_Task to carry out_.
Copy out each line featuring the string "anomaly" from the entries beneath.

--------------------------------

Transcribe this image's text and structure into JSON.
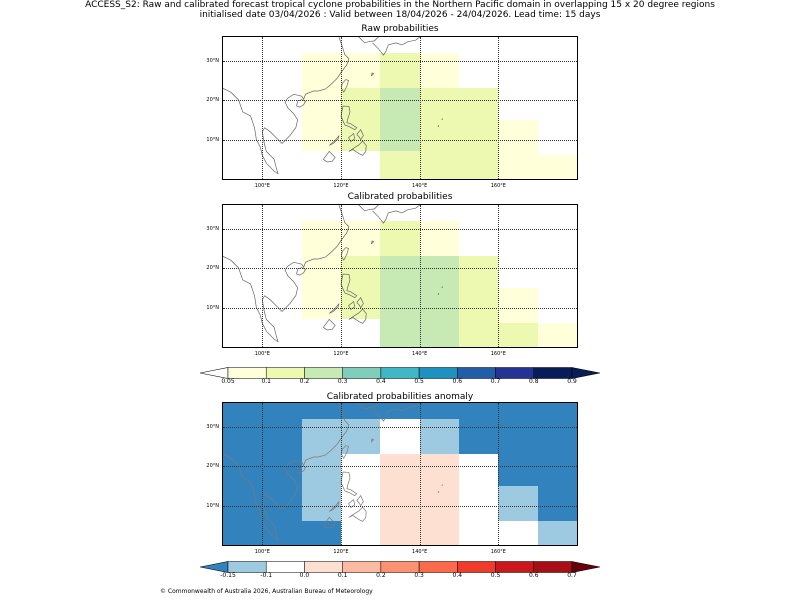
{
  "header": {
    "title_line1": "ACCESS_S2: Raw and calibrated forecast tropical cyclone probabilities in the Northern Pacific domain in overlapping 15 x 20 degree regions",
    "title_line2": "initialised date 03/04/2026 :  Valid between 18/04/2026 - 24/04/2026. Lead time: 15 days"
  },
  "panels": [
    {
      "title": "Raw probabilities",
      "cells": [
        {
          "lon": [
            110,
            120
          ],
          "lat": [
            7,
            32
          ],
          "color": "#ffffd9"
        },
        {
          "lon": [
            120,
            130
          ],
          "lat": [
            7,
            23
          ],
          "color": "#edf8b1"
        },
        {
          "lon": [
            120,
            130
          ],
          "lat": [
            23,
            32
          ],
          "color": "#ffffd9"
        },
        {
          "lon": [
            130,
            140
          ],
          "lat": [
            23,
            32
          ],
          "color": "#edf8b1"
        },
        {
          "lon": [
            130,
            140
          ],
          "lat": [
            7,
            23
          ],
          "color": "#c7e9b4"
        },
        {
          "lon": [
            130,
            140
          ],
          "lat": [
            0,
            7
          ],
          "color": "#edf8b1"
        },
        {
          "lon": [
            140,
            150
          ],
          "lat": [
            23,
            32
          ],
          "color": "#ffffd9"
        },
        {
          "lon": [
            140,
            160
          ],
          "lat": [
            0,
            23
          ],
          "color": "#edf8b1"
        },
        {
          "lon": [
            160,
            170
          ],
          "lat": [
            0,
            15
          ],
          "color": "#ffffd9"
        },
        {
          "lon": [
            170,
            180
          ],
          "lat": [
            0,
            6
          ],
          "color": "#ffffd9"
        }
      ]
    },
    {
      "title": "Calibrated probabilities",
      "cells": [
        {
          "lon": [
            110,
            120
          ],
          "lat": [
            7,
            32
          ],
          "color": "#ffffd9"
        },
        {
          "lon": [
            120,
            130
          ],
          "lat": [
            7,
            23
          ],
          "color": "#edf8b1"
        },
        {
          "lon": [
            120,
            130
          ],
          "lat": [
            23,
            32
          ],
          "color": "#ffffd9"
        },
        {
          "lon": [
            130,
            140
          ],
          "lat": [
            23,
            32
          ],
          "color": "#edf8b1"
        },
        {
          "lon": [
            130,
            150
          ],
          "lat": [
            0,
            23
          ],
          "color": "#c7e9b4"
        },
        {
          "lon": [
            140,
            150
          ],
          "lat": [
            23,
            32
          ],
          "color": "#ffffd9"
        },
        {
          "lon": [
            150,
            160
          ],
          "lat": [
            0,
            23
          ],
          "color": "#edf8b1"
        },
        {
          "lon": [
            160,
            170
          ],
          "lat": [
            6,
            15
          ],
          "color": "#ffffd9"
        },
        {
          "lon": [
            160,
            170
          ],
          "lat": [
            0,
            6
          ],
          "color": "#edf8b1"
        },
        {
          "lon": [
            170,
            180
          ],
          "lat": [
            0,
            6
          ],
          "color": "#ffffd9"
        }
      ]
    },
    {
      "title": "Calibrated probabilities anomaly",
      "background": "#3182bd",
      "cells": [
        {
          "lon": [
            110,
            120
          ],
          "lat": [
            6,
            32
          ],
          "color": "#9ecae1"
        },
        {
          "lon": [
            120,
            130
          ],
          "lat": [
            23,
            32
          ],
          "color": "#9ecae1"
        },
        {
          "lon": [
            120,
            130
          ],
          "lat": [
            0,
            23
          ],
          "color": "#ffffff"
        },
        {
          "lon": [
            130,
            140
          ],
          "lat": [
            23,
            32
          ],
          "color": "#ffffff"
        },
        {
          "lon": [
            130,
            150
          ],
          "lat": [
            0,
            23
          ],
          "color": "#fee0d2"
        },
        {
          "lon": [
            140,
            150
          ],
          "lat": [
            23,
            32
          ],
          "color": "#9ecae1"
        },
        {
          "lon": [
            150,
            160
          ],
          "lat": [
            0,
            23
          ],
          "color": "#ffffff"
        },
        {
          "lon": [
            160,
            170
          ],
          "lat": [
            6,
            15
          ],
          "color": "#9ecae1"
        },
        {
          "lon": [
            160,
            170
          ],
          "lat": [
            0,
            6
          ],
          "color": "#ffffff"
        },
        {
          "lon": [
            170,
            180
          ],
          "lat": [
            0,
            6
          ],
          "color": "#9ecae1"
        }
      ]
    }
  ],
  "axes": {
    "lon_range": [
      90,
      180
    ],
    "lat_range": [
      0,
      36
    ],
    "lon_ticks": [
      {
        "v": 100,
        "label": "100°E"
      },
      {
        "v": 120,
        "label": "120°E"
      },
      {
        "v": 140,
        "label": "140°E"
      },
      {
        "v": 160,
        "label": "160°E"
      }
    ],
    "lat_ticks": [
      {
        "v": 10,
        "label": "10°N"
      },
      {
        "v": 20,
        "label": "20°N"
      },
      {
        "v": 30,
        "label": "30°N"
      }
    ]
  },
  "colorbars": [
    {
      "name": "probability",
      "under": "#ffffff",
      "over": "#081d58",
      "colors": [
        "#ffffd9",
        "#edf8b1",
        "#c7e9b4",
        "#7fcdbb",
        "#41b6c4",
        "#1d91c0",
        "#225ea8",
        "#253494",
        "#081d58"
      ],
      "labels": [
        "0.05",
        "0.1",
        "0.2",
        "0.3",
        "0.4",
        "0.5",
        "0.6",
        "0.7",
        "0.8",
        "0.9"
      ]
    },
    {
      "name": "anomaly",
      "under": "#3182bd",
      "over": "#67000d",
      "colors": [
        "#9ecae1",
        "#ffffff",
        "#fee0d2",
        "#fcbba1",
        "#fc9272",
        "#fb6a4a",
        "#ef3b2c",
        "#cb181d",
        "#a50f15"
      ],
      "labels": [
        "-0.15",
        "-0.1",
        "0.0",
        "0.1",
        "0.2",
        "0.3",
        "0.4",
        "0.5",
        "0.6",
        "0.7"
      ]
    }
  ],
  "footer": {
    "copyright": "© Commonwealth of Australia 2026, Australian Bureau of Meteorology"
  }
}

--------------------------------

_Result of this task_.
      "title": "Calibrated probabilities anomaly",
      "name": "anomaly",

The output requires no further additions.